- **Task brief**
Work through the entries below and report how many lines include "архитектуры". The number alone is the answer.

Start

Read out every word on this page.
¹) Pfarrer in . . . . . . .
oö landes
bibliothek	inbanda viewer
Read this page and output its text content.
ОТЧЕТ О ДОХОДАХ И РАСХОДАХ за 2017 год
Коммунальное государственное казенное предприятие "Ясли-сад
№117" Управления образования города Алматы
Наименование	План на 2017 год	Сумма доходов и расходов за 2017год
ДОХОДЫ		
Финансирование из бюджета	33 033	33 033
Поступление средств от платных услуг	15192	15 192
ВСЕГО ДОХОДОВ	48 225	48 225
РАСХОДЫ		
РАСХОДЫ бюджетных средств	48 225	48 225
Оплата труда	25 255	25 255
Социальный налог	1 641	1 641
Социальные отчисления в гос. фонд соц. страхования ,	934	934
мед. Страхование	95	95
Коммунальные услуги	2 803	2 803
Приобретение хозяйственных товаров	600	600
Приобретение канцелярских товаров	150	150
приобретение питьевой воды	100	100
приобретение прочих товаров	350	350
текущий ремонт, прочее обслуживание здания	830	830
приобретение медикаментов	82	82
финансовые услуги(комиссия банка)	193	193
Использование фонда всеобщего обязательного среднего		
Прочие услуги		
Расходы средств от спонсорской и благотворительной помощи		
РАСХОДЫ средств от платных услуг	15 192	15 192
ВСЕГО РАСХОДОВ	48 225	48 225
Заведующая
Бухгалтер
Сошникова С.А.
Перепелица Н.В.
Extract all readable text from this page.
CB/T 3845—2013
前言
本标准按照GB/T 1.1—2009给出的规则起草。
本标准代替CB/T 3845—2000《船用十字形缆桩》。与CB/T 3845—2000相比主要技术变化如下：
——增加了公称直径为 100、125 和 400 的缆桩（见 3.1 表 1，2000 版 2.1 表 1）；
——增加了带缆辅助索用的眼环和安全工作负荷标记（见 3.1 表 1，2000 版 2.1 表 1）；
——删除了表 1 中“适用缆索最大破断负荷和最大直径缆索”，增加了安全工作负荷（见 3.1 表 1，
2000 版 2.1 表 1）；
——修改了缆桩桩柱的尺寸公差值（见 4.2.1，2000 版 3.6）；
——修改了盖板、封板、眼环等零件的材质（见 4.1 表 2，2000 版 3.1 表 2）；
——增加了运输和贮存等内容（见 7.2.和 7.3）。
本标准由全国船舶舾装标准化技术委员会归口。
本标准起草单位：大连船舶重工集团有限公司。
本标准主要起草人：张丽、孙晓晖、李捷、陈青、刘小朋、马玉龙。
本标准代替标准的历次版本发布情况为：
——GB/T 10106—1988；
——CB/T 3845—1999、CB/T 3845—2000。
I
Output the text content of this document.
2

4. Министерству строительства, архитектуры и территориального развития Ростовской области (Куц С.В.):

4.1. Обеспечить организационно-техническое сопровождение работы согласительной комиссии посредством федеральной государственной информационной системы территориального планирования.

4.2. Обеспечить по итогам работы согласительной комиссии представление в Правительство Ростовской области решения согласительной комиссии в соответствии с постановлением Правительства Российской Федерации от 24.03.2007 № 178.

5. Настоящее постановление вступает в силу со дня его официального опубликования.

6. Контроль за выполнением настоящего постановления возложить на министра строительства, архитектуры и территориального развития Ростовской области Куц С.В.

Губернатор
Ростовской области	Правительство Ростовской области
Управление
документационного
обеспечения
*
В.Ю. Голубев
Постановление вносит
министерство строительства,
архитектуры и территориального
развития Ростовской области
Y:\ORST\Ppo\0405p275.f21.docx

End

- **Output of the exercise**
3